_TASK STATEMENT_
Work out the number of lines in the listing that include the string "относится". Reply with that number alone.

_DATA_
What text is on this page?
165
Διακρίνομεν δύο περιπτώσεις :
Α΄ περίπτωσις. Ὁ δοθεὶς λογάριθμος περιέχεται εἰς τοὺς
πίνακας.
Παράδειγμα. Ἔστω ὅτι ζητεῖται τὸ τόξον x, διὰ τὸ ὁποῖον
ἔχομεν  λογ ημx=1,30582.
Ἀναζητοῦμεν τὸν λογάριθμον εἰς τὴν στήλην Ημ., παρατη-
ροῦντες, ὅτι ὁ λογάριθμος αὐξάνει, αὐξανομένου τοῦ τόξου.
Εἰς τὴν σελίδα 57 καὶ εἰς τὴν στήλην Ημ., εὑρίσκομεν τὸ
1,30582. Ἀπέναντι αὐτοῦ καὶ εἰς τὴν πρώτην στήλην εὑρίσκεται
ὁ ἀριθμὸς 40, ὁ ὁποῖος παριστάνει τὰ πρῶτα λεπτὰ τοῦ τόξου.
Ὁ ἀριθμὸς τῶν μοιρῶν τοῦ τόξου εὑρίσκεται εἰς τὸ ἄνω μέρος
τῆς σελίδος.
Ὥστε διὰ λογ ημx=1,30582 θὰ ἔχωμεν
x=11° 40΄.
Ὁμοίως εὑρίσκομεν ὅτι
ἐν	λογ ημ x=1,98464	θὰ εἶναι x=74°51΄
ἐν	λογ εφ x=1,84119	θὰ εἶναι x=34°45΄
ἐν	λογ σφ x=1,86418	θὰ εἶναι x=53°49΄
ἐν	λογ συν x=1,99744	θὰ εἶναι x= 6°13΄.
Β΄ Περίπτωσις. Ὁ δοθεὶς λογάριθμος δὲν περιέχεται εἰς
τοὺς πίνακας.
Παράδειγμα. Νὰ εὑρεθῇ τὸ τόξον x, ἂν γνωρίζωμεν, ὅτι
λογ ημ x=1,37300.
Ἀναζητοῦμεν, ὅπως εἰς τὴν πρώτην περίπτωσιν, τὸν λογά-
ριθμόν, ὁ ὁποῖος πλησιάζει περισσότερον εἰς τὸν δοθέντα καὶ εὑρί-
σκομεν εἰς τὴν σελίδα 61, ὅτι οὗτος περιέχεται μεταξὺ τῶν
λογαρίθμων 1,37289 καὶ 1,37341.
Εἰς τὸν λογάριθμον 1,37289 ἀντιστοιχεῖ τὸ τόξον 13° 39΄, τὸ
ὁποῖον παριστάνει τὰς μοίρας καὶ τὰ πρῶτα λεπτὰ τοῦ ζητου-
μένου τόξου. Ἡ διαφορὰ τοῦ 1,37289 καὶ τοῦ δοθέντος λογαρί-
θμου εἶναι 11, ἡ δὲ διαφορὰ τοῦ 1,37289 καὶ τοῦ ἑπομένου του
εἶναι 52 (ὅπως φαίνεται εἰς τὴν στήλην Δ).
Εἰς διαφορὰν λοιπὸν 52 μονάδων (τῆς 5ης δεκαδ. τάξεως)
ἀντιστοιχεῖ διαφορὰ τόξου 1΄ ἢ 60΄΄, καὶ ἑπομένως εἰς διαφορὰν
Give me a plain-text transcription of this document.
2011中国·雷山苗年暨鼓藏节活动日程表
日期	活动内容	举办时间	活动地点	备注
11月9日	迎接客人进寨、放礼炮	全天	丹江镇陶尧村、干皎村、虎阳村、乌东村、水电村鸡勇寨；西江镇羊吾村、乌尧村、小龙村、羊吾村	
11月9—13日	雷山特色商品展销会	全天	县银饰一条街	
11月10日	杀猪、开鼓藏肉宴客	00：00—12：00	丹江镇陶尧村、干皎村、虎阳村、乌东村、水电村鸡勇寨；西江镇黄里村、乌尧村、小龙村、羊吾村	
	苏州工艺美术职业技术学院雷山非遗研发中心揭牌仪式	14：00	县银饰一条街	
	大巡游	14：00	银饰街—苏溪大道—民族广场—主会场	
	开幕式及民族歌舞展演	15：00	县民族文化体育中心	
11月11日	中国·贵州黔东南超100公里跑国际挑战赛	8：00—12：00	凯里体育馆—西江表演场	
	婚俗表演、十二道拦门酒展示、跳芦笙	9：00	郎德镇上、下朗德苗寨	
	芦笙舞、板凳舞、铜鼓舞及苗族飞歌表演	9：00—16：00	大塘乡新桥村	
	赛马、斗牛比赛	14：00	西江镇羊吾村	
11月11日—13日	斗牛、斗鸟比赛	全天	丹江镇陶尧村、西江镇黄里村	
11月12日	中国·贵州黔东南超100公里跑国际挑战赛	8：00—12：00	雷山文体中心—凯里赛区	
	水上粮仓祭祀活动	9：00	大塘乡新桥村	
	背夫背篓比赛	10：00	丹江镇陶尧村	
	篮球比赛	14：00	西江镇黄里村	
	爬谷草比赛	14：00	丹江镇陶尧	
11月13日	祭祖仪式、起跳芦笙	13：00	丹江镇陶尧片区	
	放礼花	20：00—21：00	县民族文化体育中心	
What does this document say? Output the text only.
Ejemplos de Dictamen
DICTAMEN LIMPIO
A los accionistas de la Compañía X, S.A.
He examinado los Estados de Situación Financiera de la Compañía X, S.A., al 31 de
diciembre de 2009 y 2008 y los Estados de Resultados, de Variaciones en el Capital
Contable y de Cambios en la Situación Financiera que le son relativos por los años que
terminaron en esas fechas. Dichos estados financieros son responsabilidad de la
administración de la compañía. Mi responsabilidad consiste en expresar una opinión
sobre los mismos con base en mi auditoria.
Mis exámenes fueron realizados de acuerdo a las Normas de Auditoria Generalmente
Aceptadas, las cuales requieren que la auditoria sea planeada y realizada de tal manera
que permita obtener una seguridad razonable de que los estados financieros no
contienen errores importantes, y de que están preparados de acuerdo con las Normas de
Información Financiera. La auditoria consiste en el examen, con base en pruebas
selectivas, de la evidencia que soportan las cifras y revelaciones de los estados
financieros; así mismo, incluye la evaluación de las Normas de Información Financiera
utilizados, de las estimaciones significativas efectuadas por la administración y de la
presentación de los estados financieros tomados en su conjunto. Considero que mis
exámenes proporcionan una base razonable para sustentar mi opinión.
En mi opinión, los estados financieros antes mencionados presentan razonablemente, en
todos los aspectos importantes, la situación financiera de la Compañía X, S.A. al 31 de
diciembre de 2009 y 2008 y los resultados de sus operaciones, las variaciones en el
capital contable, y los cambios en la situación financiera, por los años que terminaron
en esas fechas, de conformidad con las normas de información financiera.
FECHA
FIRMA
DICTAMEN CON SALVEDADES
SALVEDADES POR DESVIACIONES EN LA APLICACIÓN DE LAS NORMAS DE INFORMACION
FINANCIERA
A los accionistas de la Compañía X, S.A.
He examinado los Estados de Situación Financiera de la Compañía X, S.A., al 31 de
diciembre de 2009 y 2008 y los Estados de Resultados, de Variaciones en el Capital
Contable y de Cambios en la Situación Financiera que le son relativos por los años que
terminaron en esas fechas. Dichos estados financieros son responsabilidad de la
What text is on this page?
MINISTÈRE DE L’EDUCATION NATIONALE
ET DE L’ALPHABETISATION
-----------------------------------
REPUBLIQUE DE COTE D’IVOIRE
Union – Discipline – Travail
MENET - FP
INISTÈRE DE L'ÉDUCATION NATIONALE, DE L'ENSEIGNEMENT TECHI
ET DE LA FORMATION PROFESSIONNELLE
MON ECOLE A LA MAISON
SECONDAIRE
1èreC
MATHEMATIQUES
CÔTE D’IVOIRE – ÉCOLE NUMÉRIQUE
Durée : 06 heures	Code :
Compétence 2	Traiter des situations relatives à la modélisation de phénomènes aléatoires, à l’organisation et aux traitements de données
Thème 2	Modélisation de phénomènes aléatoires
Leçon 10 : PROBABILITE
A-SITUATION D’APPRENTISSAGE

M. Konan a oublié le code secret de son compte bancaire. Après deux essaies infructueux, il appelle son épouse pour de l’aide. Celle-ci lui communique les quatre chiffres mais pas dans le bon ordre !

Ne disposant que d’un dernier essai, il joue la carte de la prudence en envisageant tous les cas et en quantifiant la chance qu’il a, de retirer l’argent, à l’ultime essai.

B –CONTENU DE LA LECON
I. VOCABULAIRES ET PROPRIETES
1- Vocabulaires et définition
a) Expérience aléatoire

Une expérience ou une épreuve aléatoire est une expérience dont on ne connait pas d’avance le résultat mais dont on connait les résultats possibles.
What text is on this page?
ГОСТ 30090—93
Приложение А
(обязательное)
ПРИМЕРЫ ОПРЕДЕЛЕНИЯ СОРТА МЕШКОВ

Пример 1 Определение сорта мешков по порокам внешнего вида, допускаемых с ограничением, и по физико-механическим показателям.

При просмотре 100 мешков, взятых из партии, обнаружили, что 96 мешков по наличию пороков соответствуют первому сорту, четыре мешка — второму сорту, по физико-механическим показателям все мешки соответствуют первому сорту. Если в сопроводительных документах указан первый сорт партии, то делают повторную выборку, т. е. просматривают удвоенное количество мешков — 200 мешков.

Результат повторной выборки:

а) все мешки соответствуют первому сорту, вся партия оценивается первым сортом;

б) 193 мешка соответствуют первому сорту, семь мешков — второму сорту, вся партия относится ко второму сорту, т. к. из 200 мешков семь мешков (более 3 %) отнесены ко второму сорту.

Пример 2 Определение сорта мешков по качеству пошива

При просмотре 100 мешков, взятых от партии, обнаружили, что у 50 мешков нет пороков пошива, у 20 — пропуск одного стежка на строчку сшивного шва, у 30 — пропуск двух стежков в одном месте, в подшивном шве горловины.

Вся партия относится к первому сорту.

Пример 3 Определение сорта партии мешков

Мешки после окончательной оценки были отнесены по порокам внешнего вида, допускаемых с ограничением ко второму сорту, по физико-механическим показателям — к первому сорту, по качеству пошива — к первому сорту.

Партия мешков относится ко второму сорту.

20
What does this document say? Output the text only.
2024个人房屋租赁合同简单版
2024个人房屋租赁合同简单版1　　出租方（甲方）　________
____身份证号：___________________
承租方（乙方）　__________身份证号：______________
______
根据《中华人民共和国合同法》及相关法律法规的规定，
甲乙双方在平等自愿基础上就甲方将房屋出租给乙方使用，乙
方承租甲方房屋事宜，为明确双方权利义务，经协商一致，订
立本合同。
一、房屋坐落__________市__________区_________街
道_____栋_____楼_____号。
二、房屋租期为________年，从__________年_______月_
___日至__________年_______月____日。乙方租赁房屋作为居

_OUTPUT_
3